Rewrite the lines of every item below, replacing "Patent image size" with "Figure dimensions" and leaving all other text unchanged. Omit the pictures from your answer.

(Collected data)
★ ★ ★

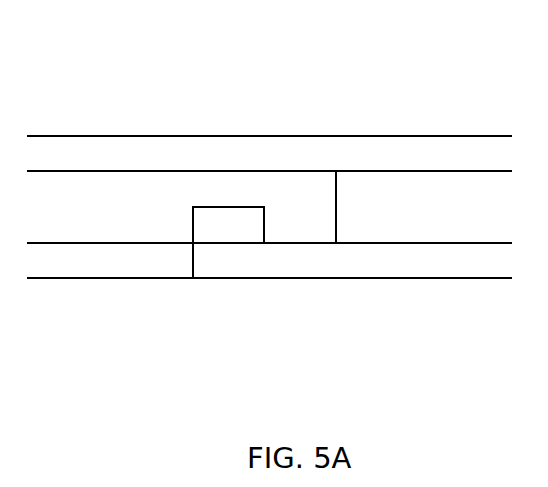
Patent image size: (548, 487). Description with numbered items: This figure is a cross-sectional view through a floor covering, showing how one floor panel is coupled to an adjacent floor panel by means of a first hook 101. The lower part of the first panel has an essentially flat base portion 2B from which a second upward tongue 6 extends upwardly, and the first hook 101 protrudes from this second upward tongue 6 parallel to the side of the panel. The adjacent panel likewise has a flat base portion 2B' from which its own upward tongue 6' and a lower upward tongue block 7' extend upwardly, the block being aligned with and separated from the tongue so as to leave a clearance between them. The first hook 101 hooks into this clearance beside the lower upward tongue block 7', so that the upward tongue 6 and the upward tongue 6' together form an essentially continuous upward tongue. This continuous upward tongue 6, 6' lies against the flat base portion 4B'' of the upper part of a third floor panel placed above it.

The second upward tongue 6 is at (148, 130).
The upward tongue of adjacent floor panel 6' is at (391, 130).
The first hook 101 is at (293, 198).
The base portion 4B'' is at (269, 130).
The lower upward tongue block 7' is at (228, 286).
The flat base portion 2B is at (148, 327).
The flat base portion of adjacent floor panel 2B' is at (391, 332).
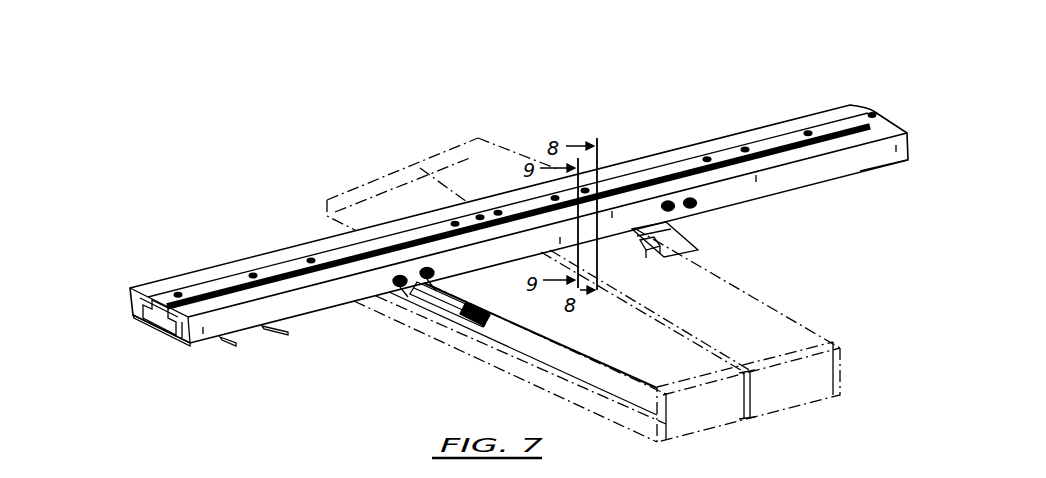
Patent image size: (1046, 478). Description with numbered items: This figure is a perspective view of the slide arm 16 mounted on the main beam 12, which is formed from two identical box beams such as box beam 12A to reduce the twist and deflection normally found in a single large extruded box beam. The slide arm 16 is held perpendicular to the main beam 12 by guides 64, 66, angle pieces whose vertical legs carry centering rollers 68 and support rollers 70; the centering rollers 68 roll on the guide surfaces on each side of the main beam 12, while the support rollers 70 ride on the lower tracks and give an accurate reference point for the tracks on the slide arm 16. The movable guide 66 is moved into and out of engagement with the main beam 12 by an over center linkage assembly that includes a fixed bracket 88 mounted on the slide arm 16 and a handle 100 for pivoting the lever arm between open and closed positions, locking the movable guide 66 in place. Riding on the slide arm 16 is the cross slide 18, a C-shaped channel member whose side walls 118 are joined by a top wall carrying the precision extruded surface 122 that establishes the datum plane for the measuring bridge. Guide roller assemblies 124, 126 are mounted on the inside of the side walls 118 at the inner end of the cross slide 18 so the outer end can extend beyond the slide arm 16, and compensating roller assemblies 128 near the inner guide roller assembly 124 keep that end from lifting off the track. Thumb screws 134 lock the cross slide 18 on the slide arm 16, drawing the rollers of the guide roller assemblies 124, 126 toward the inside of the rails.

★ ★ ★

* [COMPLETE ANSWER]
Figure dimensions: (548, 487). Description with numbered items: This figure is a cross-sectional view through a floor covering, showing how one floor panel is coupled to an adjacent floor panel by means of a first hook 101. The lower part of the first panel has an essentially flat base portion 2B from which a second upward tongue 6 extends upwardly, and the first hook 101 protrudes from this second upward tongue 6 parallel to the side of the panel. The adjacent panel likewise has a flat base portion 2B' from which its own upward tongue 6' and a lower upward tongue block 7' extend upwardly, the block being aligned with and separated from the tongue so as to leave a clearance between them. The first hook 101 hooks into this clearance beside the lower upward tongue block 7', so that the upward tongue 6 and the upward tongue 6' together form an essentially continuous upward tongue. This continuous upward tongue 6, 6' lies against the flat base portion 4B'' of the upper part of a third floor panel placed above it.

The second upward tongue 6 is at (148, 130).
The upward tongue of adjacent floor panel 6' is at (391, 130).
The first hook 101 is at (293, 198).
The base portion 4B'' is at (269, 130).
The lower upward tongue block 7' is at (228, 286).
The flat base portion 2B is at (148, 327).
The flat base portion of adjacent floor panel 2B' is at (391, 332).
Figure dimensions: (1046, 478). Description with numbered items: This figure is a perspective view of the slide arm 16 mounted on the main beam 12, which is formed from two identical box beams such as box beam 12A to reduce the twist and deflection normally found in a single large extruded box beam. The slide arm 16 is held perpendicular to the main beam 12 by guides 64, 66, angle pieces whose vertical legs carry centering rollers 68 and support rollers 70; the centering rollers 68 roll on the guide surfaces on each side of the main beam 12, while the support rollers 70 ride on the lower tracks and give an accurate reference point for the tracks on the slide arm 16. The movable guide 66 is moved into and out of engagement with the main beam 12 by an over center linkage assembly that includes a fixed bracket 88 mounted on the slide arm 16 and a handle 100 for pivoting the lever arm between open and closed positions, locking the movable guide 66 in place. Riding on the slide arm 16 is the cross slide 18, a C-shaped channel member whose side walls 118 are joined by a top wall carrying the precision extruded surface 122 that establishes the datum plane for the measuring bridge. Guide roller assemblies 124, 126 are mounted on the inside of the side walls 118 at the inner end of the cross slide 18 so the outer end can extend beyond the slide arm 16, and compensating roller assemblies 128 near the inner guide roller assembly 124 keep that end from lifting off the track. Thumb screws 134 lock the cross slide 18 on the slide arm 16, drawing the rollers of the guide roller assemblies 124, 126 toward the inside of the rails.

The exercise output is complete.